THE TASK. Count up the lines in the following listing that hold the word "detached", then give only that count.

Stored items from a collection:
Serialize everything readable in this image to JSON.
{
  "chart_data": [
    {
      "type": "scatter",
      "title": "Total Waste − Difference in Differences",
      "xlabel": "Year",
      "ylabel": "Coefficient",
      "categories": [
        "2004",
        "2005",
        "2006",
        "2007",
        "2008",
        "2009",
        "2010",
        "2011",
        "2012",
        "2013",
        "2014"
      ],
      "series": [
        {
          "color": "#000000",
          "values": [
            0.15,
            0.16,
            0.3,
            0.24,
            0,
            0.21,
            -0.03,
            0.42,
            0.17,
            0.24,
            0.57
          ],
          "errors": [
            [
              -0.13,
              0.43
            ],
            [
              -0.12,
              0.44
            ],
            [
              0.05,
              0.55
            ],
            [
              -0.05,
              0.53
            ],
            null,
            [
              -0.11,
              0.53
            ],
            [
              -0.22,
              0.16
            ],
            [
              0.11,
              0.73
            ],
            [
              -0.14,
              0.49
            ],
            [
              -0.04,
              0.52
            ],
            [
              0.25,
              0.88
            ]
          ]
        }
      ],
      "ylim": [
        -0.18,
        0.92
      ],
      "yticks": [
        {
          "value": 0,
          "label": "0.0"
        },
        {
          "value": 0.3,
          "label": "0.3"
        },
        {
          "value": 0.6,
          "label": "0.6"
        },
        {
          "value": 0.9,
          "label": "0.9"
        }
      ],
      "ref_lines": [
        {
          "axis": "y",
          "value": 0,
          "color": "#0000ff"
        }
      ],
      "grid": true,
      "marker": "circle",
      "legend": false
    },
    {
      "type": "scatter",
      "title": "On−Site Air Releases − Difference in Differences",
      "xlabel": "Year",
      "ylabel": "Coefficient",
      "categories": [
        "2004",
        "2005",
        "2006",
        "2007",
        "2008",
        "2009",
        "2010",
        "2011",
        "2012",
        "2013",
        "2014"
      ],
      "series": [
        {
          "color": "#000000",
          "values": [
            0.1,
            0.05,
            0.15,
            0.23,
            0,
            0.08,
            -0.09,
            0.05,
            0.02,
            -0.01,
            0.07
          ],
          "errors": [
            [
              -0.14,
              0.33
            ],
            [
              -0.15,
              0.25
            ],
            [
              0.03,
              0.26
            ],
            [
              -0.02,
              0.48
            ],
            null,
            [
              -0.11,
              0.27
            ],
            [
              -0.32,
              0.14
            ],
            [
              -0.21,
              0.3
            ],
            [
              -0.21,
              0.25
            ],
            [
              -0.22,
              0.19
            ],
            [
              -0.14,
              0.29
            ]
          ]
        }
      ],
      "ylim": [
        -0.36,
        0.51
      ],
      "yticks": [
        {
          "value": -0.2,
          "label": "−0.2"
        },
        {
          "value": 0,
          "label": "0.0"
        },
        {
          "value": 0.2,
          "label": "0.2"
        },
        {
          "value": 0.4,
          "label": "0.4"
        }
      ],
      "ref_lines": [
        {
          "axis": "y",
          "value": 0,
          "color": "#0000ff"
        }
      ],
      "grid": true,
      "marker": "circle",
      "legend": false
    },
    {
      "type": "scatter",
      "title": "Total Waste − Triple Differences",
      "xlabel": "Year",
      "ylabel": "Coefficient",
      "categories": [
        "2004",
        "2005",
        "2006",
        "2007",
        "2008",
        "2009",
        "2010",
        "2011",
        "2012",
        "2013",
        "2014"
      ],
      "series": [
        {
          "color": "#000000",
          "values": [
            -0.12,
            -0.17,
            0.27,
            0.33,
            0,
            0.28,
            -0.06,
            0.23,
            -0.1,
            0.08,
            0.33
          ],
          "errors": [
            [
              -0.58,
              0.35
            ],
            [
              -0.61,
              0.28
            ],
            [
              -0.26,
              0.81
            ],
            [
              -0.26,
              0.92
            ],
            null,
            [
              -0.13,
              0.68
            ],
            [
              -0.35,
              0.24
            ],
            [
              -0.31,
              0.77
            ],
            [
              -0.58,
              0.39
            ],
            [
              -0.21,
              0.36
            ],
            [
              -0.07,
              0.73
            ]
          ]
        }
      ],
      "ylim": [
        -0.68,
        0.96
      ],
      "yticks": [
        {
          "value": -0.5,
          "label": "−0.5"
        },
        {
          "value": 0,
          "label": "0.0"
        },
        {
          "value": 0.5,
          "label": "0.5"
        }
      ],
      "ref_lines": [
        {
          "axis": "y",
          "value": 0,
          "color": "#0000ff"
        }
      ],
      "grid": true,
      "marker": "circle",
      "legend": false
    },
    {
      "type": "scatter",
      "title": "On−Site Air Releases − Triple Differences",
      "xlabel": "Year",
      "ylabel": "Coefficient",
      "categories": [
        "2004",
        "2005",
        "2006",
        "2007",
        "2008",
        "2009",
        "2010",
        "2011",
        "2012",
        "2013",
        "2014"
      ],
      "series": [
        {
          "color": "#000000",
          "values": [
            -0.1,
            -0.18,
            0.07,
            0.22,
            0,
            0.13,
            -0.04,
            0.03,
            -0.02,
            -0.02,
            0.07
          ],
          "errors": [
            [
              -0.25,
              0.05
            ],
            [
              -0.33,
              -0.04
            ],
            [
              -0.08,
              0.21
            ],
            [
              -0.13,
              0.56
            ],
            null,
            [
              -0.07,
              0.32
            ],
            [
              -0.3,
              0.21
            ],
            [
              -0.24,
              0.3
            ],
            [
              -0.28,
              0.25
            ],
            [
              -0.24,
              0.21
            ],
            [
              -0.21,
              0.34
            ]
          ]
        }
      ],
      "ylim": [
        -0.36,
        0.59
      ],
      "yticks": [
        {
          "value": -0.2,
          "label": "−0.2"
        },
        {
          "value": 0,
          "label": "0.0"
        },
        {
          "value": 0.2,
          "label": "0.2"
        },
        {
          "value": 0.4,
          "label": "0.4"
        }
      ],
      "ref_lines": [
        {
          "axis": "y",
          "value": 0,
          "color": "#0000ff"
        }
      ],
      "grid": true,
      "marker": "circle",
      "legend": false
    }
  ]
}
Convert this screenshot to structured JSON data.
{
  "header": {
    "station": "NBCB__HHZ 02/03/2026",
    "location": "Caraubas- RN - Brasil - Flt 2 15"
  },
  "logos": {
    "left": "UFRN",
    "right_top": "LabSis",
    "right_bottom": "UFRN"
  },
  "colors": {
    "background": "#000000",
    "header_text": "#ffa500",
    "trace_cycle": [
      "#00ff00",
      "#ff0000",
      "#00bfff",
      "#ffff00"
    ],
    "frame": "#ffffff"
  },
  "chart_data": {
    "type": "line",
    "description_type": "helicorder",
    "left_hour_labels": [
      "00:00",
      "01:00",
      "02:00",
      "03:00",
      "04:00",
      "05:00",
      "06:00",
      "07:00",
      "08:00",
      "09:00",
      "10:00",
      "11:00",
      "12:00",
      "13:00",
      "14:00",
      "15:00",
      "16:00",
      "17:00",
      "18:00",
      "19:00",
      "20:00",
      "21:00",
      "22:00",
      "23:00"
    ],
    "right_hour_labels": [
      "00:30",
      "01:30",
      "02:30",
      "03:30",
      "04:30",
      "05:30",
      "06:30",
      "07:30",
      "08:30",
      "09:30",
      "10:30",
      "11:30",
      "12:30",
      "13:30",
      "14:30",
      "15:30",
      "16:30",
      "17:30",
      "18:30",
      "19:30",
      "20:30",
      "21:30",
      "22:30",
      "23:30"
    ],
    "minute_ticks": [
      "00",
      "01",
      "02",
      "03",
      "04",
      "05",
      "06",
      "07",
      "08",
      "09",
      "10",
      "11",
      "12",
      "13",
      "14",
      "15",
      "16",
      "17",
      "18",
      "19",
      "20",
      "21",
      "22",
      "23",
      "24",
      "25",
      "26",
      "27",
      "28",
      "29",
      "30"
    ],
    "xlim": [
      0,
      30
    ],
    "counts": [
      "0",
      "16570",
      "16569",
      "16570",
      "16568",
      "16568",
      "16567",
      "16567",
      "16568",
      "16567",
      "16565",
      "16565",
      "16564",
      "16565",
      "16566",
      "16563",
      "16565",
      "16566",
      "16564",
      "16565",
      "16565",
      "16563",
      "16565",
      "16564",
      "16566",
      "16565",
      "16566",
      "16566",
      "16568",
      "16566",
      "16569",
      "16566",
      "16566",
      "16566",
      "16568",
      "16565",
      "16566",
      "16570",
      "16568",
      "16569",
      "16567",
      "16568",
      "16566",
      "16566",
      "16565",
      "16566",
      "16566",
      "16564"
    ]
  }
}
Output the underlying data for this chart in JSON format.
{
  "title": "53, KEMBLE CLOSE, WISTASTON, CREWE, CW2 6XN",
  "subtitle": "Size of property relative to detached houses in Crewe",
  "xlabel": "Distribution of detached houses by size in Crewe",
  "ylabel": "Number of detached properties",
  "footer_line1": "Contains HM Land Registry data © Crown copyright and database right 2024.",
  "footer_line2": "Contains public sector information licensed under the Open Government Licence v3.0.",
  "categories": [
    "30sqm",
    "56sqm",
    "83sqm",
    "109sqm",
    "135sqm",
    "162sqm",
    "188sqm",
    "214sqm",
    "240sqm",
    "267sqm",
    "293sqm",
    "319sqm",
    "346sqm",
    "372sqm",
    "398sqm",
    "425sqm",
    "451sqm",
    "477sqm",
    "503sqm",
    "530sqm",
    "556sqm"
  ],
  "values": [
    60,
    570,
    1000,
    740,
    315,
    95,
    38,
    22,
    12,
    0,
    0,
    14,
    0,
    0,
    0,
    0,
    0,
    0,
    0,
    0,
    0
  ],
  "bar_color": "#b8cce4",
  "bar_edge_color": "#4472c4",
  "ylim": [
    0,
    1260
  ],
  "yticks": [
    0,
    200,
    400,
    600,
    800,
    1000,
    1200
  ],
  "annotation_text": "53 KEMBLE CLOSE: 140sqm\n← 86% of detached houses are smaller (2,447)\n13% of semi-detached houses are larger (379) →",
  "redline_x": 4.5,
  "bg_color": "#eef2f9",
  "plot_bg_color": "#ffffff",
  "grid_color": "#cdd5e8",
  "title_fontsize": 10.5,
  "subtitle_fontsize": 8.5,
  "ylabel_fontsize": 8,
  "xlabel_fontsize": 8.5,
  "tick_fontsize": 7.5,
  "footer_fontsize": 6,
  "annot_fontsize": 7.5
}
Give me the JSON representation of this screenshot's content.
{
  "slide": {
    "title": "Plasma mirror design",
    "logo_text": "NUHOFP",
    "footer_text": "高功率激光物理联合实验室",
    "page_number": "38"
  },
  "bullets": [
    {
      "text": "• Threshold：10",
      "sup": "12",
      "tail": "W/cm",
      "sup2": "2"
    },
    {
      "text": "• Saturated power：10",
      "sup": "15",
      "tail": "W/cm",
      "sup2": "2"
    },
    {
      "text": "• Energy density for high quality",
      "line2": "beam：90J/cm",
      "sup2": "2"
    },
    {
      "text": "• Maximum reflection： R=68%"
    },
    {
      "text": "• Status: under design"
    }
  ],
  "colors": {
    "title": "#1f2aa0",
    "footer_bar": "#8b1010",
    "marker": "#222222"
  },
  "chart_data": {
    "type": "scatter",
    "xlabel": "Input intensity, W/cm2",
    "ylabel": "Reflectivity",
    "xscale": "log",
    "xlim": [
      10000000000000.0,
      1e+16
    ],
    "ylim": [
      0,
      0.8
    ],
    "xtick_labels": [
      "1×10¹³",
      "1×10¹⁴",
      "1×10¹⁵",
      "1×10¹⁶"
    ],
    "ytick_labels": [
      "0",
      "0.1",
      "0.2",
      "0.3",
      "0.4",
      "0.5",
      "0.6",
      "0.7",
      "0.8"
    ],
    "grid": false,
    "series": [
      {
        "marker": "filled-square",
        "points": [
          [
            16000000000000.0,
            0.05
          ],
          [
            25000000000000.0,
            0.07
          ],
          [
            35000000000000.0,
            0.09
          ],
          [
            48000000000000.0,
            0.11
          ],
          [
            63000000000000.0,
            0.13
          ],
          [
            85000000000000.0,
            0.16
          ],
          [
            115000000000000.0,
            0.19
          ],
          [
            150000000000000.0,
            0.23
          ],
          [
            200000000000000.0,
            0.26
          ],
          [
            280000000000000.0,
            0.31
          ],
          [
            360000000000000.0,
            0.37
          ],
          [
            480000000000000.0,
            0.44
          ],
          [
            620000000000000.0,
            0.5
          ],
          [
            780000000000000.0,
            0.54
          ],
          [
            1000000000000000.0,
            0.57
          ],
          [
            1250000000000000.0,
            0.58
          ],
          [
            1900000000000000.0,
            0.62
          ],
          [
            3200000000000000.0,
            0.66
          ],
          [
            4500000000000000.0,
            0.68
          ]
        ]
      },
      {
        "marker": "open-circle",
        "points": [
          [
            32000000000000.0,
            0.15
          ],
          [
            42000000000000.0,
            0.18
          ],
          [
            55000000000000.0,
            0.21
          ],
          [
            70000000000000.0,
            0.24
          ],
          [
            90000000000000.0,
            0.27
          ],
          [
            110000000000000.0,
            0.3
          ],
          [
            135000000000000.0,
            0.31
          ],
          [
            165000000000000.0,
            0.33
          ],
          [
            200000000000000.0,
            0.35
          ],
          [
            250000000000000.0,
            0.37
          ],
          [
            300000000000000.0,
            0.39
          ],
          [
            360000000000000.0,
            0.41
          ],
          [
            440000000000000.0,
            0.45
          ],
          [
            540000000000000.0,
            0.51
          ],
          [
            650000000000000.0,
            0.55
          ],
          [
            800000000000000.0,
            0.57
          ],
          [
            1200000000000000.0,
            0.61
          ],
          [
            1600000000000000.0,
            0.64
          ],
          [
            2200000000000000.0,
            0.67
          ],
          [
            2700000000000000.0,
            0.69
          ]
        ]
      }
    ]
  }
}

RESULT FOR THIS TASK. 4